### RECORDS TO USE
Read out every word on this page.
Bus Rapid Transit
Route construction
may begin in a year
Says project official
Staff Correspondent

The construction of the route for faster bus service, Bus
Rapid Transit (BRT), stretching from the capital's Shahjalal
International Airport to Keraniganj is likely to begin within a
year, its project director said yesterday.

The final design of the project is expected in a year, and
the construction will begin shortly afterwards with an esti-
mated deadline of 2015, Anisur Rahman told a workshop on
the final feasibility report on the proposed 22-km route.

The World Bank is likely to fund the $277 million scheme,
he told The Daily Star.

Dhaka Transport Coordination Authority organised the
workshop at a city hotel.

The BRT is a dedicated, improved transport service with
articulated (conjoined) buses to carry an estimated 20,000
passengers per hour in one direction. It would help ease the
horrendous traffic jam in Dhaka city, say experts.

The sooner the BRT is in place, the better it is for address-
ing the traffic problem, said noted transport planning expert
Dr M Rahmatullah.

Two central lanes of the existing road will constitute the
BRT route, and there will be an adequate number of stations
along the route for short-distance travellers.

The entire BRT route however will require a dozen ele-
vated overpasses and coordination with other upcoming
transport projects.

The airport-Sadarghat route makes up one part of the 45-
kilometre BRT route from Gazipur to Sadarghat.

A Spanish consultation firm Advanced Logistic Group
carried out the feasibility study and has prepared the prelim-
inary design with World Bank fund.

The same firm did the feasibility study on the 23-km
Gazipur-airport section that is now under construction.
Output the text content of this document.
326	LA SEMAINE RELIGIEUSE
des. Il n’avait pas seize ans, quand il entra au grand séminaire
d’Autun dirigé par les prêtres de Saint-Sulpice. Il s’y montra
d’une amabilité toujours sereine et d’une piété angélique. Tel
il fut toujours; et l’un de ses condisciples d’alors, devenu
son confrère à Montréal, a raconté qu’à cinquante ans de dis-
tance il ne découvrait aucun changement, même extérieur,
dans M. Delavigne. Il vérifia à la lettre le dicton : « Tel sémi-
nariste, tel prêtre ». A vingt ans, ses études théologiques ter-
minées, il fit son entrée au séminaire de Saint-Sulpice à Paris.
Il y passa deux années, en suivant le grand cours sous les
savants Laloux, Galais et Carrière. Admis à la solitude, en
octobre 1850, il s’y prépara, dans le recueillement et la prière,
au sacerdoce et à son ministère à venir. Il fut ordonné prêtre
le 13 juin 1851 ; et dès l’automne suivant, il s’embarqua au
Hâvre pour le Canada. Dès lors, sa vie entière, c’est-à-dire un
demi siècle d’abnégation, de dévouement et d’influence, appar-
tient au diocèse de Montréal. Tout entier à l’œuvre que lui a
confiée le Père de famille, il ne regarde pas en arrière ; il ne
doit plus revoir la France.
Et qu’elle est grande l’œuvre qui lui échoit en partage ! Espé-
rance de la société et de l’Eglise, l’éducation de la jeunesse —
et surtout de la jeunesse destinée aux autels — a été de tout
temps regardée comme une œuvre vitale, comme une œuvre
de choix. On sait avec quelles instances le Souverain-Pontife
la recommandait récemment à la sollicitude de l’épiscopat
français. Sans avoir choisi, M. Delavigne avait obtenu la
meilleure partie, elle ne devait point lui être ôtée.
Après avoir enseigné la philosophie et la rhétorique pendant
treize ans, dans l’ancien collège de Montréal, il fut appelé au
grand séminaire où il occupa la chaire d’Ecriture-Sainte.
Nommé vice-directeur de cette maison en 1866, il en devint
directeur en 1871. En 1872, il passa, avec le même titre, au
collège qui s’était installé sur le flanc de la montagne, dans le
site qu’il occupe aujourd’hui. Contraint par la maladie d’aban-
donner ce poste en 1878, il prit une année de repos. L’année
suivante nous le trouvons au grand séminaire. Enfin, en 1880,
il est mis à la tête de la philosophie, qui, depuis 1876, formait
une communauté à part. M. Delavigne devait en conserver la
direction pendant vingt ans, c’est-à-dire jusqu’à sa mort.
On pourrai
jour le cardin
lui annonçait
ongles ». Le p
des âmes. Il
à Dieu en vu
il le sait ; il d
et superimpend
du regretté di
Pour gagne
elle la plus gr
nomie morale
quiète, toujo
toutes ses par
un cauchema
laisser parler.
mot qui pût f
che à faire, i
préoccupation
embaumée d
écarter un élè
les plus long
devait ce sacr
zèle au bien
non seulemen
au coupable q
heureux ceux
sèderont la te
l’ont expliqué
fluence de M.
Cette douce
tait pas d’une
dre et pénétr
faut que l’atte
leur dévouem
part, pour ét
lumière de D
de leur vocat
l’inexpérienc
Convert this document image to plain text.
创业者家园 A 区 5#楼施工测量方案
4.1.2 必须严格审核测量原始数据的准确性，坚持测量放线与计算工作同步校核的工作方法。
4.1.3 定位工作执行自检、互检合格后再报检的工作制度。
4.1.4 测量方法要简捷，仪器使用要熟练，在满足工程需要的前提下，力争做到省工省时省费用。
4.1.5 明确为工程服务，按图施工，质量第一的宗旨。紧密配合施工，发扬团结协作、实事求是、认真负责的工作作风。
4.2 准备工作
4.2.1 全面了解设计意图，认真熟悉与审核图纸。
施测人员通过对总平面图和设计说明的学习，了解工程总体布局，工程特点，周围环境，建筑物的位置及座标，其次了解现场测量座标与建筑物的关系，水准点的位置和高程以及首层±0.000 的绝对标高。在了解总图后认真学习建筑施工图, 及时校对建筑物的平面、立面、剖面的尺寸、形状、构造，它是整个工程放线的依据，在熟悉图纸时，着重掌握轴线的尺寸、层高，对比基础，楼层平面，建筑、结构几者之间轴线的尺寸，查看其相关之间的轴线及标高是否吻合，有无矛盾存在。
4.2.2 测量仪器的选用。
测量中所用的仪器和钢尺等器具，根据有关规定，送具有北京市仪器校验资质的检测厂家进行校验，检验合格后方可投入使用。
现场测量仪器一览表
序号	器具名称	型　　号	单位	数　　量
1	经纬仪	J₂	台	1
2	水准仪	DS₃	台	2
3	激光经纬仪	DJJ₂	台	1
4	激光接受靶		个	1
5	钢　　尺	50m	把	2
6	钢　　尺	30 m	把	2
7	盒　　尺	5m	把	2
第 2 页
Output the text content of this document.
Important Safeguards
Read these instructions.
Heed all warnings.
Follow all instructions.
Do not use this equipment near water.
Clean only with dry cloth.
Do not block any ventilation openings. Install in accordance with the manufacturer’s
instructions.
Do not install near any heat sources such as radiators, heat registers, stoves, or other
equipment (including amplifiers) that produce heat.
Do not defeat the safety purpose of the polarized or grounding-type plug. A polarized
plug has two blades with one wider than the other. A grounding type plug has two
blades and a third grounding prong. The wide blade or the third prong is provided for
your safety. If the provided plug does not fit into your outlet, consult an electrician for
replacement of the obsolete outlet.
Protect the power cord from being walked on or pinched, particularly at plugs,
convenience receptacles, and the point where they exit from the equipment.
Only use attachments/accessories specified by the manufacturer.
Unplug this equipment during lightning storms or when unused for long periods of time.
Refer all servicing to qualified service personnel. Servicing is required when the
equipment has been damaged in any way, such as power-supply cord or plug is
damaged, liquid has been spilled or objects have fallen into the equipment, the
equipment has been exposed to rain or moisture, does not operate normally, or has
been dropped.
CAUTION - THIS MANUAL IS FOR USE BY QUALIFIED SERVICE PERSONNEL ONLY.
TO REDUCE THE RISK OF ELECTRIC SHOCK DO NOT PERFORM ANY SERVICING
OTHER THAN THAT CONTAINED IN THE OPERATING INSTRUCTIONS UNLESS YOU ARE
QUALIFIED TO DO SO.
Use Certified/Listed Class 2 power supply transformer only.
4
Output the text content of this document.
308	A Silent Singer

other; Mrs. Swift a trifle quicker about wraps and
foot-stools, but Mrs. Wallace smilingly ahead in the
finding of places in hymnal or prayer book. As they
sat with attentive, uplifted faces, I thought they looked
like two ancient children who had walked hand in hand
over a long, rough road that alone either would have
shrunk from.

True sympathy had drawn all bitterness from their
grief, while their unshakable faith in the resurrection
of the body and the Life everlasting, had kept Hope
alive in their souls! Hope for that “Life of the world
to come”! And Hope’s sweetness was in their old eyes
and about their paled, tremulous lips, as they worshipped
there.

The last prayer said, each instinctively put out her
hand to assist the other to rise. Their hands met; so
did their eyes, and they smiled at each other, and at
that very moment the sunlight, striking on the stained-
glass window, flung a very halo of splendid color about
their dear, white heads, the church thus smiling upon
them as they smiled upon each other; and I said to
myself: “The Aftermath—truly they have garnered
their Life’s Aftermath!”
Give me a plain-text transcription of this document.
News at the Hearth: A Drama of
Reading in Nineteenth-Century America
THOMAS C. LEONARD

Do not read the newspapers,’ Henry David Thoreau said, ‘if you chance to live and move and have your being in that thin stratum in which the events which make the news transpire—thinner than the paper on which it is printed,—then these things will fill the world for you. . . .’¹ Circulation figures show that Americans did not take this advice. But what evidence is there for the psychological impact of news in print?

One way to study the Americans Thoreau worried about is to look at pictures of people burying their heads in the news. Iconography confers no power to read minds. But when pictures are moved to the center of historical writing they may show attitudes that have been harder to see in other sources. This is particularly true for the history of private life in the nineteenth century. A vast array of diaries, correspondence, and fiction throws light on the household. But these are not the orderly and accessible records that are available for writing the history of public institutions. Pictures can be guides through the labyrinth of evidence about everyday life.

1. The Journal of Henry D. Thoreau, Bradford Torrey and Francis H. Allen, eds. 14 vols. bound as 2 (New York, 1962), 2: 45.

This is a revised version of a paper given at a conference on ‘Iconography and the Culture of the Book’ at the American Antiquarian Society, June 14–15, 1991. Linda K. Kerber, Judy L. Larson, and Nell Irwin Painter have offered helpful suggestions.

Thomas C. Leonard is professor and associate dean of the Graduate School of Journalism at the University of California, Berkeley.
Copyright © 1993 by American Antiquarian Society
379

### GOAL OF THE EXERCISE
Each line in the listing above that contains "vingt" should be copied.

### REPLY
nariste, tel prêtre ». A vingt ans, ses études théologiques ter-
direction pendant vingt ans, c’est-à-dire jusqu’à sa mort.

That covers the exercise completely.